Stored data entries
^^^^^^^^^^^^^^^^

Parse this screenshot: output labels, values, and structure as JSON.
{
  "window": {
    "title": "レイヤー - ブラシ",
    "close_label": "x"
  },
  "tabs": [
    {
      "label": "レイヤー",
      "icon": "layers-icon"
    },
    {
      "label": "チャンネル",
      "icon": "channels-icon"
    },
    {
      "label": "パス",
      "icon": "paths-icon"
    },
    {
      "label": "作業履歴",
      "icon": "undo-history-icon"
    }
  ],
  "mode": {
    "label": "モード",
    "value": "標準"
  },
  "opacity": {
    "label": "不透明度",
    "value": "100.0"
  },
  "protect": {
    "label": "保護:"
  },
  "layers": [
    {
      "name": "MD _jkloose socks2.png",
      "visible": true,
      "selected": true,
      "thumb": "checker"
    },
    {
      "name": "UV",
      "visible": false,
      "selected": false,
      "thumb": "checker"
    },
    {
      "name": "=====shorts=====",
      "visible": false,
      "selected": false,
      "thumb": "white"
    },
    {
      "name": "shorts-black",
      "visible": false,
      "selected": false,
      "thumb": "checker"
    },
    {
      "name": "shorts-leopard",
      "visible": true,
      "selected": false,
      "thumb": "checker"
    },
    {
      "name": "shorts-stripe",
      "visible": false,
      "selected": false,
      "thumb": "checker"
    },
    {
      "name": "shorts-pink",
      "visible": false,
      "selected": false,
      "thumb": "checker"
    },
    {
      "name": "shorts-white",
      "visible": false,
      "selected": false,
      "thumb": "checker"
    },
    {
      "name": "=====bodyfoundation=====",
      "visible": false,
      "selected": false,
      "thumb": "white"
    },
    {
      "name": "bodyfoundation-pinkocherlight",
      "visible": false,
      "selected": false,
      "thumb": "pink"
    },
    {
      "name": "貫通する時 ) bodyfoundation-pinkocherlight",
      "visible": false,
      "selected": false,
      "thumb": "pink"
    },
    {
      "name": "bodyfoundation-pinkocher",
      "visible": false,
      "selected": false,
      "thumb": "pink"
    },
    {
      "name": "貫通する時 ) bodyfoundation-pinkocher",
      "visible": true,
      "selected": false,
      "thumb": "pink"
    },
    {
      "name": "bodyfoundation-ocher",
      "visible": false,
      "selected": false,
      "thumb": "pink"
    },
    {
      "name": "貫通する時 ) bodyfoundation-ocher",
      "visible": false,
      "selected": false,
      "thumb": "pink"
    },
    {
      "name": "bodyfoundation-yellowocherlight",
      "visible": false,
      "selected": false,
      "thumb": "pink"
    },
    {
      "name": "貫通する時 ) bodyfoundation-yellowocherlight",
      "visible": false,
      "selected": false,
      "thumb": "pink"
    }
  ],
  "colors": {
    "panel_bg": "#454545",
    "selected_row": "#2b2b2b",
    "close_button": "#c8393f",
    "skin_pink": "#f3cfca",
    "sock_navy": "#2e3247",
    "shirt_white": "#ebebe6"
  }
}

^^^^^^^^^^^^^^^^

__Direction__: Reproduce the entire listing word for word.

__Task solution__:
Parse this screenshot: output labels, values, and structure as JSON.
{
  "window": {
    "title": "レイヤー - ブラシ",
    "close_label": "x"
  },
  "tabs": [
    {
      "label": "レイヤー",
      "icon": "layers-icon"
    },
    {
      "label": "チャンネル",
      "icon": "channels-icon"
    },
    {
      "label": "パス",
      "icon": "paths-icon"
    },
    {
      "label": "作業履歴",
      "icon": "undo-history-icon"
    }
  ],
  "mode": {
    "label": "モード",
    "value": "標準"
  },
  "opacity": {
    "label": "不透明度",
    "value": "100.0"
  },
  "protect": {
    "label": "保護:"
  },
  "layers": [
    {
      "name": "MD _jkloose socks2.png",
      "visible": true,
      "selected": true,
      "thumb": "checker"
    },
    {
      "name": "UV",
      "visible": false,
      "selected": false,
      "thumb": "checker"
    },
    {
      "name": "=====shorts=====",
      "visible": false,
      "selected": false,
      "thumb": "white"
    },
    {
      "name": "shorts-black",
      "visible": false,
      "selected": false,
      "thumb": "checker"
    },
    {
      "name": "shorts-leopard",
      "visible": true,
      "selected": false,
      "thumb": "checker"
    },
    {
      "name": "shorts-stripe",
      "visible": false,
      "selected": false,
      "thumb": "checker"
    },
    {
      "name": "shorts-pink",
      "visible": false,
      "selected": false,
      "thumb": "checker"
    },
    {
      "name": "shorts-white",
      "visible": false,
      "selected": false,
      "thumb": "checker"
    },
    {
      "name": "=====bodyfoundation=====",
      "visible": false,
      "selected": false,
      "thumb": "white"
    },
    {
      "name": "bodyfoundation-pinkocherlight",
      "visible": false,
      "selected": false,
      "thumb": "pink"
    },
    {
      "name": "貫通する時 ) bodyfoundation-pinkocherlight",
      "visible": false,
      "selected": false,
      "thumb": "pink"
    },
    {
      "name": "bodyfoundation-pinkocher",
      "visible": false,
      "selected": false,
      "thumb": "pink"
    },
    {
      "name": "貫通する時 ) bodyfoundation-pinkocher",
      "visible": true,
      "selected": false,
      "thumb": "pink"
    },
    {
      "name": "bodyfoundation-ocher",
      "visible": false,
      "selected": false,
      "thumb": "pink"
    },
    {
      "name": "貫通する時 ) bodyfoundation-ocher",
      "visible": false,
      "selected": false,
      "thumb": "pink"
    },
    {
      "name": "bodyfoundation-yellowocherlight",
      "visible": false,
      "selected": false,
      "thumb": "pink"
    },
    {
      "name": "貫通する時 ) bodyfoundation-yellowocherlight",
      "visible": false,
      "selected": false,
      "thumb": "pink"
    }
  ],
  "colors": {
    "panel_bg": "#454545",
    "selected_row": "#2b2b2b",
    "close_button": "#c8393f",
    "skin_pink": "#f3cfca",
    "sock_navy": "#2e3247",
    "shirt_white": "#ebebe6"
  }
}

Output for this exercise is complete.